Items from a data source
★ ★ ★ ★
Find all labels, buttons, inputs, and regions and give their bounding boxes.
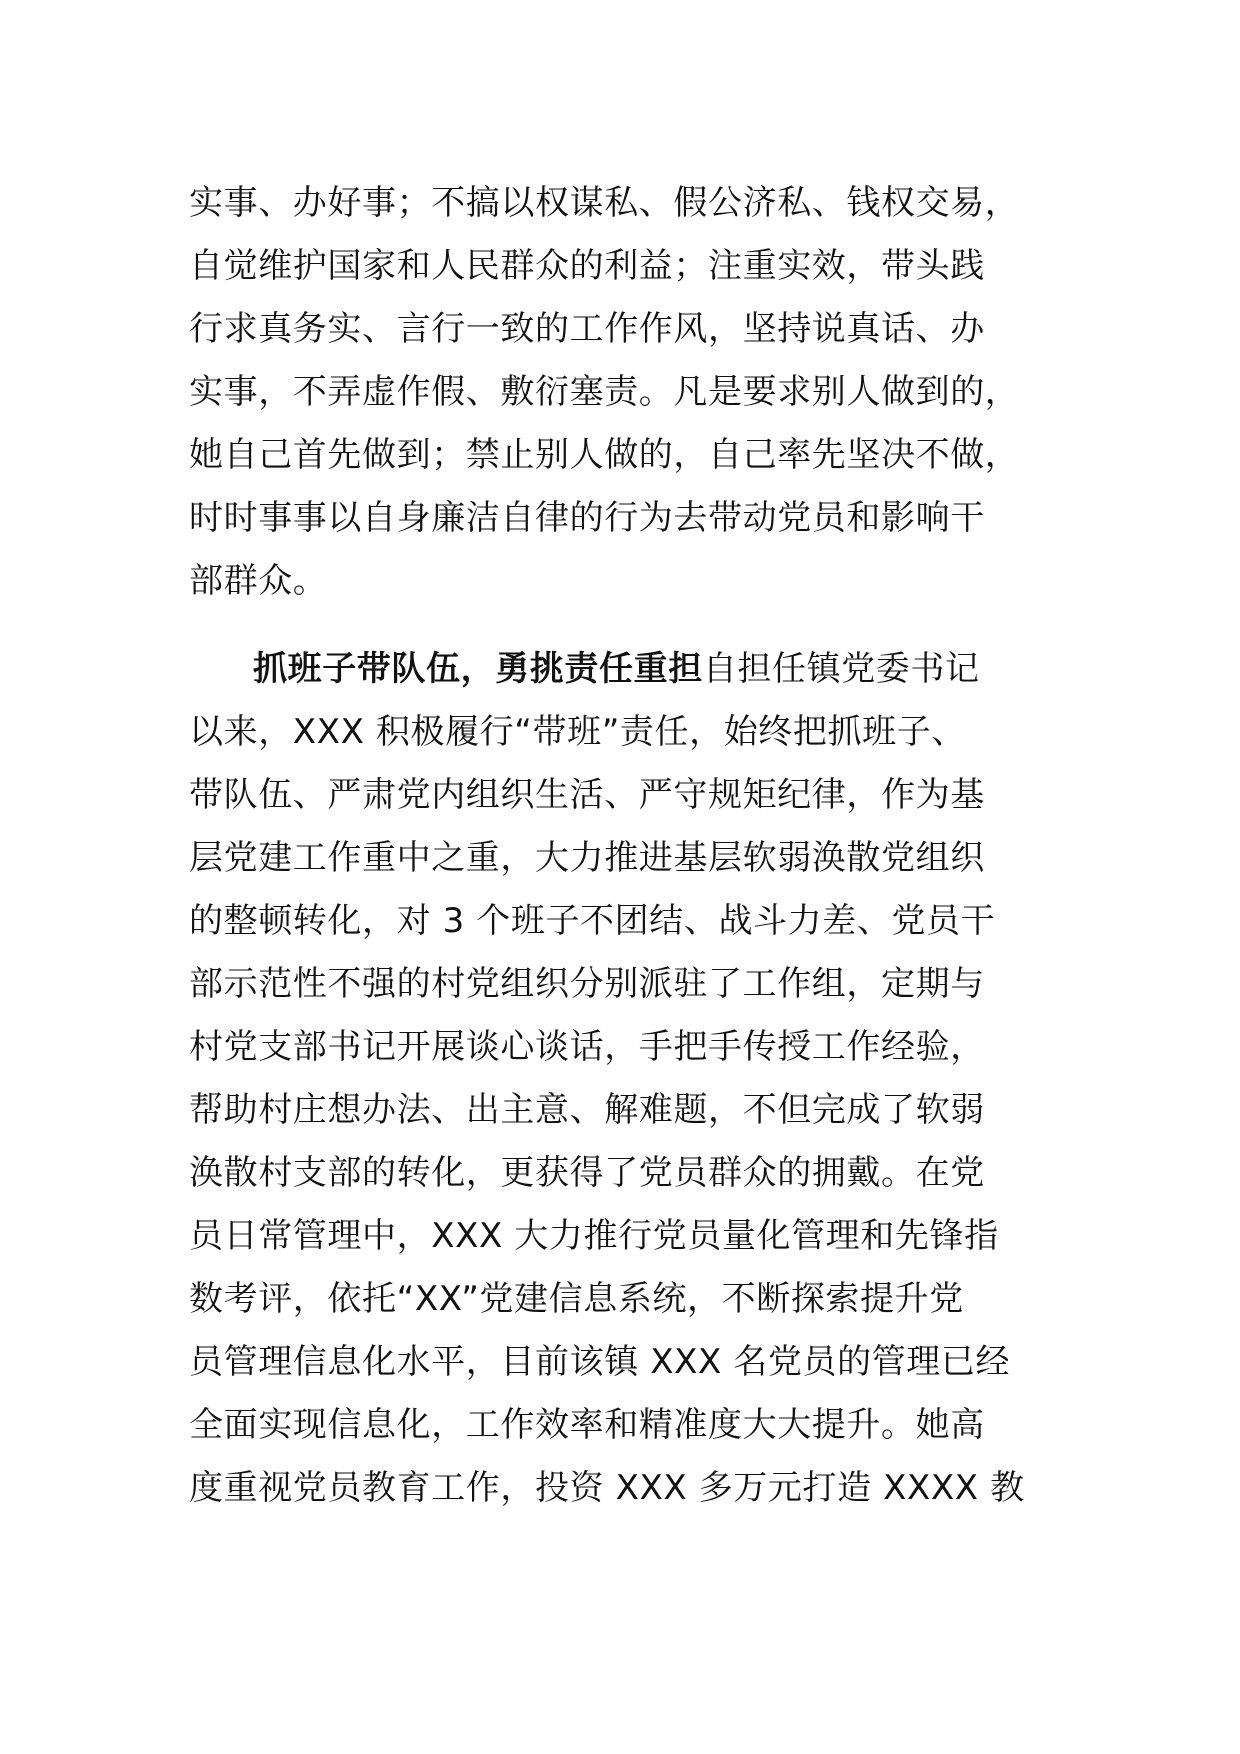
paragraph-line: 部示范性不强的村党组织分别派驻了工作组，定期与	[189, 964, 985, 1004]
paragraph-line: 涣散村支部的转化，更获得了党员群众的拥戴。在党	[189, 1153, 985, 1193]
paragraph-line: 部群众。	[189, 561, 328, 601]
paragraph-line: 实事、办好事；不搞以权谋私、假公济私、钱权交易，	[189, 183, 1020, 223]
paragraph-line: 自觉维护国家和人民群众的利益；注重实效，带头践	[189, 246, 985, 286]
paragraph-line: 村党支部书记开展谈心谈话，手把手传授工作经验，	[189, 1027, 985, 1067]
paragraph-line: 员管理信息化水平，目前该镇 XXX 名党员的管理已经	[189, 1342, 1011, 1382]
paragraph-line: 时时事事以自身廉洁自律的行为去带动党员和影响干	[189, 498, 985, 538]
paragraph-line: 以来，XXX 积极履行“带班”责任，始终把抓班子、	[189, 712, 966, 752]
paragraph-first-line-text: 自担任镇党委书记	[702, 649, 980, 689]
paragraph-line: 帮助村庄想办法、出主意、解难题，不但完成了软弱	[189, 1090, 985, 1130]
paragraph-line: 行求真务实、言行一致的工作作风，坚持说真话、办	[189, 309, 985, 349]
paragraph-first-line	[253, 646, 980, 692]
paragraph-line: 度重视党员教育工作，投资 XXX 多万元打造 XXXX 教	[189, 1468, 1025, 1508]
paragraph-line: 全面实现信息化，工作效率和精准度大大提升。她高	[189, 1405, 985, 1445]
paragraph-line: 实事，不弄虚作假、敷衍塞责。凡是要求别人做到的，	[189, 372, 1020, 412]
paragraph-line: 带队伍、严肃党内组织生活、严守规矩纪律，作为基	[189, 775, 985, 815]
paragraph-line: 的整顿转化，对 3 个班子不团结、战斗力差、党员干	[189, 901, 996, 941]
paragraph-line: 数考评，依托“XX”党建信息系统，不断探索提升党	[189, 1279, 964, 1319]
paragraph-line: 层党建工作重中之重，大力推进基层软弱涣散党组织	[189, 838, 985, 878]
paragraph-line: 她自己首先做到；禁止别人做的，自己率先坚决不做，	[189, 435, 1020, 475]
paragraph-lead-heading: 抓班子带队伍，勇挑责任重担	[253, 649, 703, 689]
paragraph-line: 员日常管理中，XXX 大力推行党员量化管理和先锋指	[189, 1216, 999, 1256]
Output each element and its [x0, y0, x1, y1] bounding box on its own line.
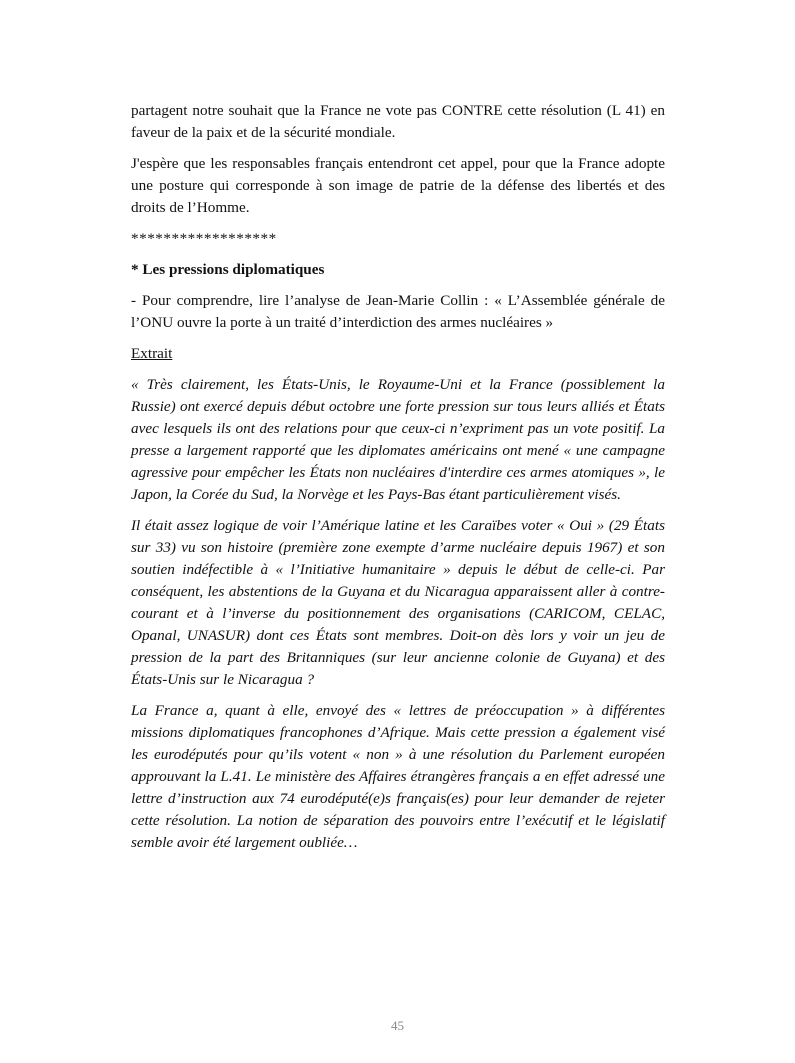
page-content: [131, 100, 665, 863]
quote-paragraph-2: Il était assez logique de voir l’Amérique latine et les Caraïbes voter « Oui » (29 États sur 33) vu son histoire (première zone exempte d’arme nucléaire depuis 1967) et son soutien indéfectible à « l’Initiative humanitaire » depuis le début de celle-ci. Par conséquent, les abstentions de la Guyana et du Nicaragua apparaissent aller à contre-courant et à l’inverse du positionnement des organisations (CARICOM, CELAC, Opanal, UNASUR) dont ces États sont membres. Doit-on dès lors y voir un jeu de pression de la part des Britanniques (sur leur ancienne colonie de Guyana) et des États-Unis sur le Nicaragua ?: [131, 517, 665, 688]
quote-paragraph-1: « Très clairement, les États-Unis, le Royaume-Uni et la France (possiblement la Russie) ont exercé depuis début octobre une forte pression sur tous leurs alliés et États avec lesquels ils ont des relations pour que ceux-ci n’expriment pas un vote positif. La presse a largement rapporté que les diplomates américains ont mené « une campagne agressive pour empêcher les États non nucléaires d'interdire ces armes atomiques », le Japon, la Corée du Sud, la Norvège et les Pays-Bas étant particulièrement visés.: [131, 376, 665, 503]
section-heading: * Les pressions diplomatiques: [131, 261, 325, 278]
separator-stars: ******************: [131, 230, 277, 247]
paragraph-analysis-reference: - Pour comprendre, lire l’analyse de Jean-Marie Collin : « L’Assemblée générale de l’ONU ouvre la porte à un traité d’interdiction des armes nucléaires »: [131, 292, 665, 331]
extract-label: Extrait: [131, 345, 173, 362]
quote-paragraph-3: La France a, quant à elle, envoyé des « lettres de préoccupation » à différentes missions diplomatiques francophones d’Afrique. Mais cette pression a également visé les eurodéputés pour qu’ils votent « non » à une résolution du Parlement européen approuvant la L.41. Le ministère des Affaires étrangères français a en effet adressé une lettre d’instruction aux 74 eurodéputé(e)s français(es) pour leur demander de rejeter cette résolution. La notion de séparation des pouvoirs entre l’exécutif et le législatif semble avoir été largement oubliée…: [131, 702, 665, 851]
paragraph-resolution: partagent notre souhait que la France ne vote pas CONTRE cette résolution (L 41) en faveur de la paix et de la sécurité mondiale.: [131, 102, 665, 141]
page-number: 45: [391, 1018, 404, 1033]
paragraph-appeal: J'espère que les responsables français entendront cet appel, pour que la France adopte une posture qui corresponde à son image de patrie de la défense des libertés et des droits de l’Homme.: [131, 155, 665, 216]
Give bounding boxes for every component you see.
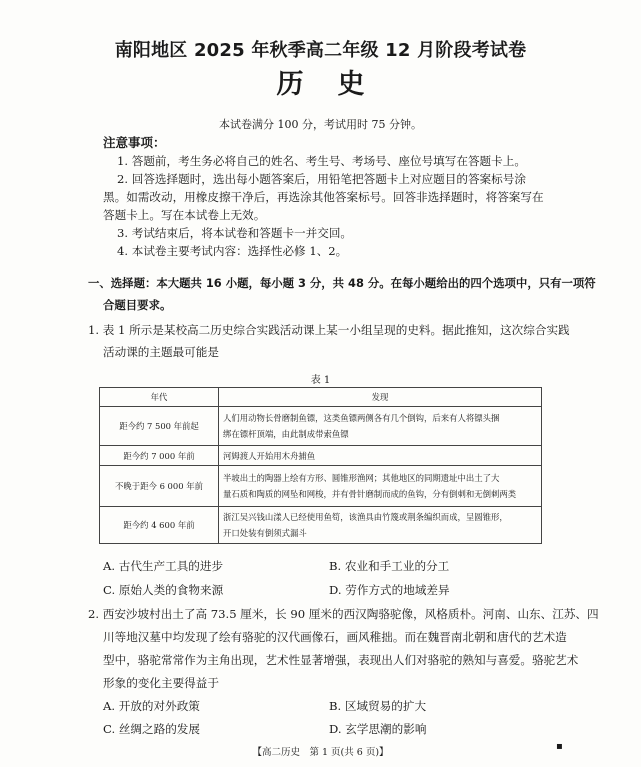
table-row [100,407,542,446]
q2-option-a: A. 开放的对外政策 [103,699,200,713]
table-caption: 表 1 [310,375,331,386]
notice-line: 3. 考试结束后，将本试卷和答题卡一并交回。 [117,226,353,240]
subject-title: 历史 [276,69,399,100]
notice-line: 4. 本试卷主要考试内容：选择性必修 1、2。 [117,244,348,258]
table-cell-era: 不晚于距今 6 000 年前 [100,466,219,507]
table-cell-line: 开口处装有倒须式漏斗 [223,528,307,538]
table-cell-era: 距今约 4 600 年前 [100,507,219,544]
table-cell-era: 距今约 7 000 年前 [100,446,219,466]
table-cell-find [219,507,542,544]
q1-option-d: D. 劳作方式的地域差异 [329,583,450,597]
table-header-era: 年代 [100,388,219,407]
table-header-find: 发现 [219,388,542,407]
q2-option-d: D. 玄学思潮的影响 [329,722,427,736]
table-cell-line: 量石质和陶质的网坠和网梭，并有骨针磨制而成的鱼钩，分有倒刺和无倒刺两类 [223,489,517,499]
page-footer: 【高二历史 第 1 页(共 6 页)】 [252,747,389,758]
table-row [100,446,542,466]
table-cell-find [219,466,542,507]
question-2-stem: 2. 西安沙坡村出土了高 73.5 厘米，长 90 厘米的西汉陶骆驼像，风格质朴。河南、山东、江苏、四 [88,607,599,621]
notice-line: 黑。如需改动，用橡皮擦干净后，再选涂其他答案标号。回答非选择题时，将答案写在 [103,190,544,204]
exam-title: 南阳地区 2025 年秋季高二年级 12 月阶段考试卷 [114,40,527,61]
table-row [100,507,542,544]
table-cell-line: 绑在镖杆顶端，由此制成带索鱼镖 [223,429,349,439]
q1-option-c: C. 原始人类的食物来源 [103,583,224,597]
question-2-stem-cont: 形象的变化主要得益于 [103,676,219,690]
q1-option-a: A. 古代生产工具的进步 [103,559,224,573]
table-cell-find [219,446,542,466]
table-cell-line: 河姆渡人开始用木舟捕鱼 [223,450,316,461]
exam-info: 本试卷满分 100 分，考试用时 75 分钟。 [219,118,422,131]
history-table [99,387,542,544]
table-cell-line: 半坡出土的陶器上绘有方形、圆锥形渔网；其他地区的同期遗址中出土了大 [223,473,500,483]
section-heading: 一、选择题：本大题共 16 小题，每小题 3 分，共 48 分。在每小题给出的四个选项中，只有一项符 [88,276,596,290]
table-cell-era: 距今约 7 500 年前起 [100,407,219,446]
corner-mark: ▪ [556,741,563,752]
table-cell-find [219,407,542,446]
table-row [100,466,542,507]
question-2-stem-cont: 型中，骆驼常常作为主角出现，艺术性显著增强，表现出人们对骆驼的熟知与喜爱。骆驼艺术 [103,653,579,667]
q2-option-b: B. 区域贸易的扩大 [329,699,427,713]
notice-line: 答题卡上。写在本试卷上无效。 [103,208,266,222]
table-cell-line: 浙江吴兴钱山漾人已经使用鱼笱，该渔具由竹篾或荆条编织而成，呈圆锥形， [223,512,508,522]
notice-line: 2. 回答选择题时，选出每小题答案后，用铅笔把答题卡上对应题目的答案标号涂 [117,172,526,186]
section-heading-cont: 合题目要求。 [103,298,172,312]
notice-line: 1. 答题前，考生务必将自己的姓名、考生号、考场号、座位号填写在答题卡上。 [117,154,526,168]
q1-option-b: B. 农业和手工业的分工 [329,559,450,573]
question-1-stem-cont: 活动课的主题最可能是 [103,345,219,359]
question-2-stem-cont: 川等地汉墓中均发现了绘有骆驼的汉代画像石，画风稚拙。而在魏晋南北朝和唐代的艺术造 [103,630,567,644]
table-cell-line: 人们用动物长骨磨制鱼镖，这类鱼镖两侧各有几个倒钩，后来有人将镖头捆 [223,413,500,423]
notice-heading: 注意事项： [103,135,166,150]
question-1-stem: 1. 表 1 所示是某校高二历史综合实践活动课上某一小组呈现的史料。据此推知，这次综合实践 [88,323,570,337]
q2-option-c: C. 丝绸之路的发展 [103,722,200,736]
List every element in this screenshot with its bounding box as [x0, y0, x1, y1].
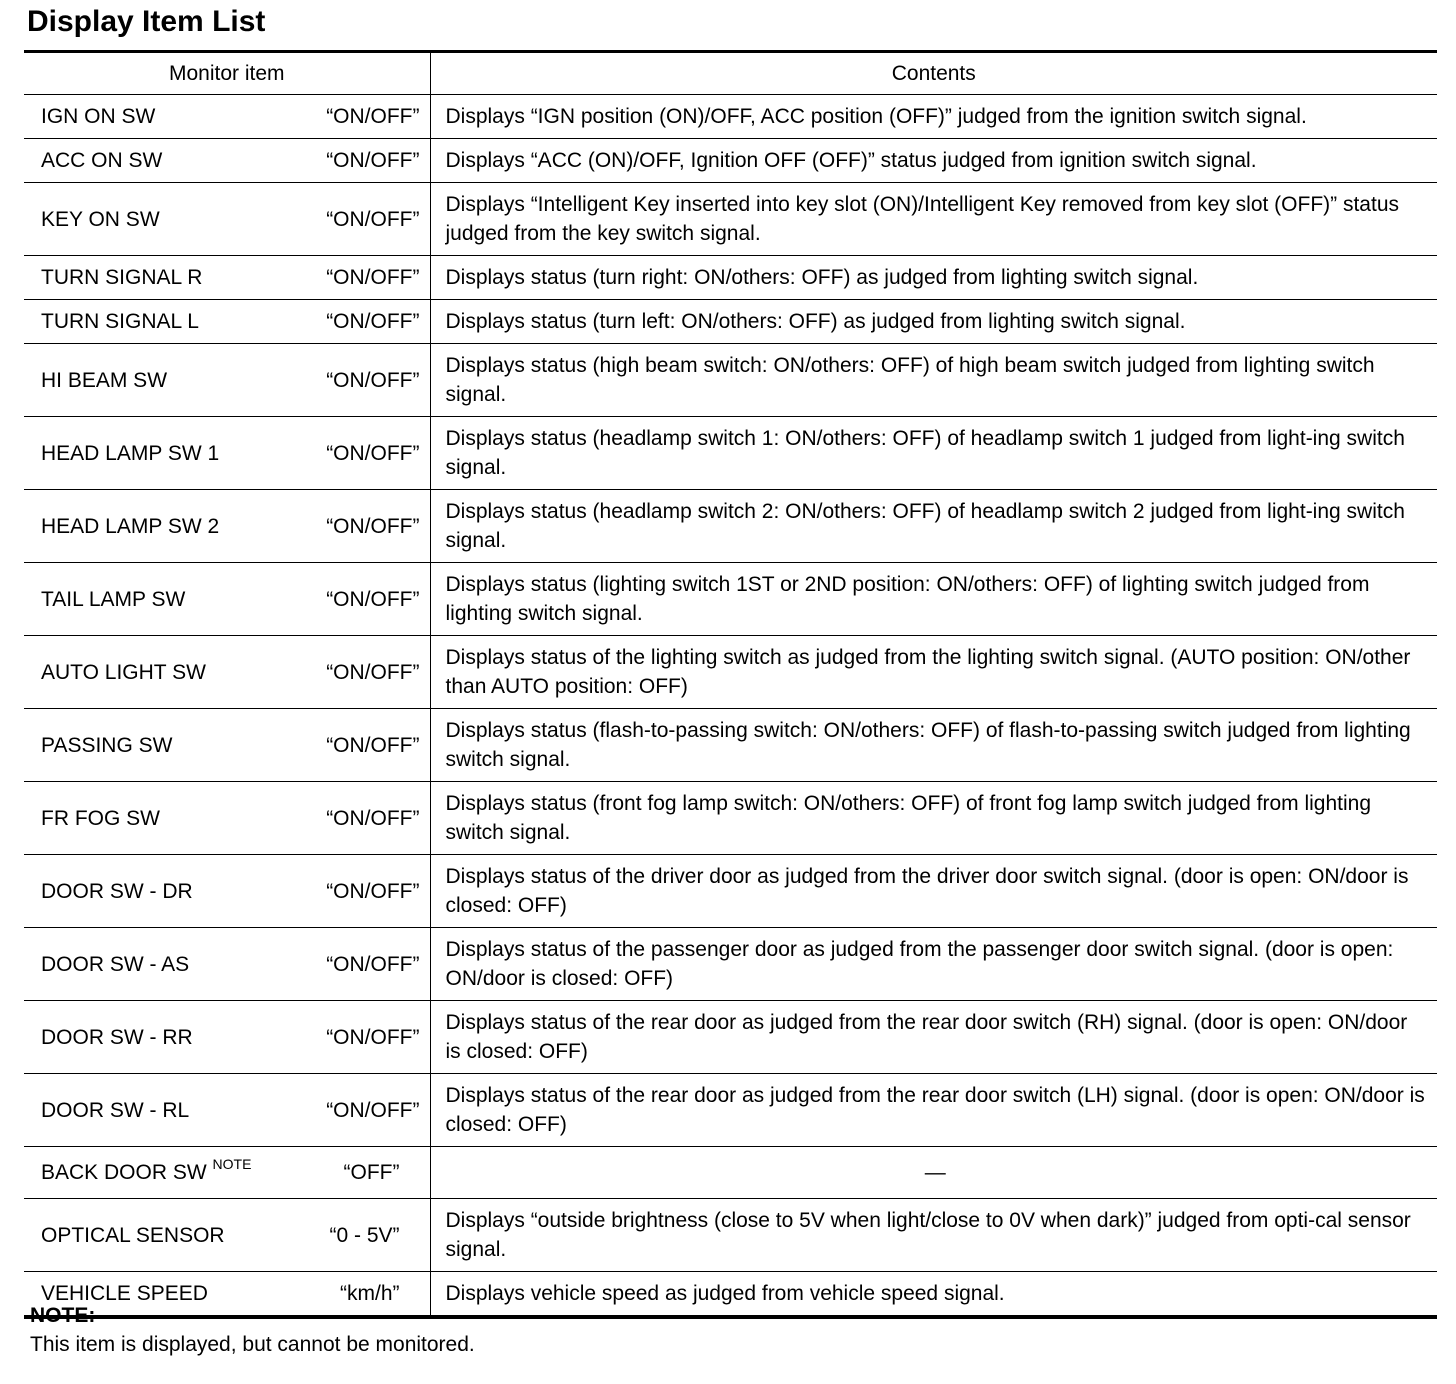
★ ★ ★ ★
(Description of the task): Express as a JSON list of strings, one per line with blank lines omitted, the lines of the third entry starting with the line that contains "table-row [100,407,542,446]" and going on through the line that contains "notice-line: 4. 本试卷主要考试内容：选择性必修".

(Reply to the exercise):
[
  "table-row [100,407,542,446]",
  "q2-option-a: A. 开放的对外政策 [103,699,200,713]",
  "table-caption: 表 1 [310,375,331,386]",
  "notice-line: 3. 考试结束后，将本试卷和答题卡一并交回。 [117,226,353,240]",
  "subject-title: 历史 [276,69,399,100]",
  "notice-line: 4. 本试卷主要考试内容：选择性必修 1、2。 [117,244,348,258]"
]